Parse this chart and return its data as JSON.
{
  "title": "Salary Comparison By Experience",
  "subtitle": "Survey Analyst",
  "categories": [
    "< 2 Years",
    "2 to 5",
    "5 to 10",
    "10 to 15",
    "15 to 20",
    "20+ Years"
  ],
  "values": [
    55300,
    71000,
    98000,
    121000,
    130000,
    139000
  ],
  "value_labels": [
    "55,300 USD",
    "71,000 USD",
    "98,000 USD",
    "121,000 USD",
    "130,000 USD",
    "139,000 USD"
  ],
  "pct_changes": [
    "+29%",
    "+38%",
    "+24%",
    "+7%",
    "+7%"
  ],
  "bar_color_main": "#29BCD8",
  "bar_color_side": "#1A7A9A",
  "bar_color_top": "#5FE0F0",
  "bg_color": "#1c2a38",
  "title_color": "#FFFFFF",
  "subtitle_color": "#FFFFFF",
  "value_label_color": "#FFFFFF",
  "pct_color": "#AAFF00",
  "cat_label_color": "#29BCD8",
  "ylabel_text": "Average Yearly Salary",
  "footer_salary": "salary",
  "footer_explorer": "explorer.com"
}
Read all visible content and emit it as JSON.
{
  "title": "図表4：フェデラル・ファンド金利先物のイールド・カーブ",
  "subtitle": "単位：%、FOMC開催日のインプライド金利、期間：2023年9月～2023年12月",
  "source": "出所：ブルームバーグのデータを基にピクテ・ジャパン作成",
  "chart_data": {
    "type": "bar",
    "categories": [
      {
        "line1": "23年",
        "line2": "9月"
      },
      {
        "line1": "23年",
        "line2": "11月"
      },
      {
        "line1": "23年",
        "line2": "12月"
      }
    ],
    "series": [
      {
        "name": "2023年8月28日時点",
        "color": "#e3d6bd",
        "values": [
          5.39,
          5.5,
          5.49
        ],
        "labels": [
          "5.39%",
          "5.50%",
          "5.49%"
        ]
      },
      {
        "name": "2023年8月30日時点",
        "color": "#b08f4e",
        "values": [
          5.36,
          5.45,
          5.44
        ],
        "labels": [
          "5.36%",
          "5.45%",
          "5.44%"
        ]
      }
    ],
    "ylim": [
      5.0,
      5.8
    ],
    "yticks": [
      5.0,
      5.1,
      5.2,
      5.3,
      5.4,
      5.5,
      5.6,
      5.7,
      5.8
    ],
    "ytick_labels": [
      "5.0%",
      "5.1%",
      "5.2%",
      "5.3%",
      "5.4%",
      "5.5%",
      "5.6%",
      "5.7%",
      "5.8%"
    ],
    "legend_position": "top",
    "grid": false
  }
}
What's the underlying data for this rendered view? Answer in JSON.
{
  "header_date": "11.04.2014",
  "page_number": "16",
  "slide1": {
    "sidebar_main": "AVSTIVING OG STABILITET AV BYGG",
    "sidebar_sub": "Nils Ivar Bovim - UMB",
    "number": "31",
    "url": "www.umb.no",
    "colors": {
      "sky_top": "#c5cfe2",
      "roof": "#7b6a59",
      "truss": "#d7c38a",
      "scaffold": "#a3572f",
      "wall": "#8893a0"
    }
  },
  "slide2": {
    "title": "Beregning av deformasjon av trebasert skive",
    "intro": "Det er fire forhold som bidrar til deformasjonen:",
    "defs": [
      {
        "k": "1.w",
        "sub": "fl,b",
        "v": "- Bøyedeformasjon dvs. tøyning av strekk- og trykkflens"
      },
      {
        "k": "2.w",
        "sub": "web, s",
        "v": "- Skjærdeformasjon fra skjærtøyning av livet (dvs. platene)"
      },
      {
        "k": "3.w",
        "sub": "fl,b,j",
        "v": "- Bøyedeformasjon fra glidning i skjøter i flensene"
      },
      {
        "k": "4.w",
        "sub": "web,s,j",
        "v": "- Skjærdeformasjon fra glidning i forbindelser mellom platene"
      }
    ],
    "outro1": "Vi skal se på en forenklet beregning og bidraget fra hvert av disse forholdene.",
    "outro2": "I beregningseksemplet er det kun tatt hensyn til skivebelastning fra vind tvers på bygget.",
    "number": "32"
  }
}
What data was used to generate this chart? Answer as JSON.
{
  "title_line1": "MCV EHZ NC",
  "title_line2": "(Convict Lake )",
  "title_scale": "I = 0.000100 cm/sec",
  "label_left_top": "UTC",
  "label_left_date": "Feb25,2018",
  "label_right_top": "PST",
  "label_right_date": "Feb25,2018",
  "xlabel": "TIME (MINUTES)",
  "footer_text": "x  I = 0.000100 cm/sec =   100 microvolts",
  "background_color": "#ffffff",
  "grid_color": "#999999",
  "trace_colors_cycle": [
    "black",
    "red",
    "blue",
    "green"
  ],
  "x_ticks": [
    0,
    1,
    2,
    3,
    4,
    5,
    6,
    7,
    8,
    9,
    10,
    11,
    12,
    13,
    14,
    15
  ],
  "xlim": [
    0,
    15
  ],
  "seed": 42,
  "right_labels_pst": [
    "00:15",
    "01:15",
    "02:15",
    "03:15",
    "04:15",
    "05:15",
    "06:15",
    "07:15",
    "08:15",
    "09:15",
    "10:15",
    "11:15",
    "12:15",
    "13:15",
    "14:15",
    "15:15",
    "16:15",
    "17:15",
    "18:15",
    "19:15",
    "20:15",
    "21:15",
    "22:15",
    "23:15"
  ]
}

Exercise requirements:
Write the data from above out again, exactly.

Written answer:
Parse this chart and return its data as JSON.
{
  "title": "Salary Comparison By Experience",
  "subtitle": "Survey Analyst",
  "categories": [
    "< 2 Years",
    "2 to 5",
    "5 to 10",
    "10 to 15",
    "15 to 20",
    "20+ Years"
  ],
  "values": [
    55300,
    71000,
    98000,
    121000,
    130000,
    139000
  ],
  "value_labels": [
    "55,300 USD",
    "71,000 USD",
    "98,000 USD",
    "121,000 USD",
    "130,000 USD",
    "139,000 USD"
  ],
  "pct_changes": [
    "+29%",
    "+38%",
    "+24%",
    "+7%",
    "+7%"
  ],
  "bar_color_main": "#29BCD8",
  "bar_color_side": "#1A7A9A",
  "bar_color_top": "#5FE0F0",
  "bg_color": "#1c2a38",
  "title_color": "#FFFFFF",
  "subtitle_color": "#FFFFFF",
  "value_label_color": "#FFFFFF",
  "pct_color": "#AAFF00",
  "cat_label_color": "#29BCD8",
  "ylabel_text": "Average Yearly Salary",
  "footer_salary": "salary",
  "footer_explorer": "explorer.com"
}
Read all visible content and emit it as JSON.
{
  "title": "図表4：フェデラル・ファンド金利先物のイールド・カーブ",
  "subtitle": "単位：%、FOMC開催日のインプライド金利、期間：2023年9月～2023年12月",
  "source": "出所：ブルームバーグのデータを基にピクテ・ジャパン作成",
  "chart_data": {
    "type": "bar",
    "categories": [
      {
        "line1": "23年",
        "line2": "9月"
      },
      {
        "line1": "23年",
        "line2": "11月"
      },
      {
        "line1": "23年",
        "line2": "12月"
      }
    ],
    "series": [
      {
        "name": "2023年8月28日時点",
        "color": "#e3d6bd",
        "values": [
          5.39,
          5.5,
          5.49
        ],
        "labels": [
          "5.39%",
          "5.50%",
          "5.49%"
        ]
      },
      {
        "name": "2023年8月30日時点",
        "color": "#b08f4e",
        "values": [
          5.36,
          5.45,
          5.44
        ],
        "labels": [
          "5.36%",
          "5.45%",
          "5.44%"
        ]
      }
    ],
    "ylim": [
      5.0,
      5.8
    ],
    "yticks": [
      5.0,
      5.1,
      5.2,
      5.3,
      5.4,
      5.5,
      5.6,
      5.7,
      5.8
    ],
    "ytick_labels": [
      "5.0%",
      "5.1%",
      "5.2%",
      "5.3%",
      "5.4%",
      "5.5%",
      "5.6%",
      "5.7%",
      "5.8%"
    ],
    "legend_position": "top",
    "grid": false
  }
}
What's the underlying data for this rendered view? Answer in JSON.
{
  "header_date": "11.04.2014",
  "page_number": "16",
  "slide1": {
    "sidebar_main": "AVSTIVING OG STABILITET AV BYGG",
    "sidebar_sub": "Nils Ivar Bovim - UMB",
    "number": "31",
    "url": "www.umb.no",
    "colors": {
      "sky_top": "#c5cfe2",
      "roof": "#7b6a59",
      "truss": "#d7c38a",
      "scaffold": "#a3572f",
      "wall": "#8893a0"
    }
  },
  "slide2": {
    "title": "Beregning av deformasjon av trebasert skive",
    "intro": "Det er fire forhold som bidrar til deformasjonen:",
    "defs": [
      {
        "k": "1.w",
        "sub": "fl,b",
        "v": "- Bøyedeformasjon dvs. tøyning av strekk- og trykkflens"
      },
      {
        "k": "2.w",
        "sub": "web, s",
        "v": "- Skjærdeformasjon fra skjærtøyning av livet (dvs. platene)"
      },
      {
        "k": "3.w",
        "sub": "fl,b,j",
        "v": "- Bøyedeformasjon fra glidning i skjøter i flensene"
      },
      {
        "k": "4.w",
        "sub": "web,s,j",
        "v": "- Skjærdeformasjon fra glidning i forbindelser mellom platene"
      }
    ],
    "outro1": "Vi skal se på en forenklet beregning og bidraget fra hvert av disse forholdene.",
    "outro2": "I beregningseksemplet er det kun tatt hensyn til skivebelastning fra vind tvers på bygget.",
    "number": "32"
  }
}
What data was used to generate this chart? Answer as JSON.
{
  "title_line1": "MCV EHZ NC",
  "title_line2": "(Convict Lake )",
  "title_scale": "I = 0.000100 cm/sec",
  "label_left_top": "UTC",
  "label_left_date": "Feb25,2018",
  "label_right_top": "PST",
  "label_right_date": "Feb25,2018",
  "xlabel": "TIME (MINUTES)",
  "footer_text": "x  I = 0.000100 cm/sec =   100 microvolts",
  "background_color": "#ffffff",
  "grid_color": "#999999",
  "trace_colors_cycle": [
    "black",
    "red",
    "blue",
    "green"
  ],
  "x_ticks": [
    0,
    1,
    2,
    3,
    4,
    5,
    6,
    7,
    8,
    9,
    10,
    11,
    12,
    13,
    14,
    15
  ],
  "xlim": [
    0,
    15
  ],
  "seed": 42,
  "right_labels_pst": [
    "00:15",
    "01:15",
    "02:15",
    "03:15",
    "04:15",
    "05:15",
    "06:15",
    "07:15",
    "08:15",
    "09:15",
    "10:15",
    "11:15",
    "12:15",
    "13:15",
    "14:15",
    "15:15",
    "16:15",
    "17:15",
    "18:15",
    "19:15",
    "20:15",
    "21:15",
    "22:15",
    "23:15"
  ]
}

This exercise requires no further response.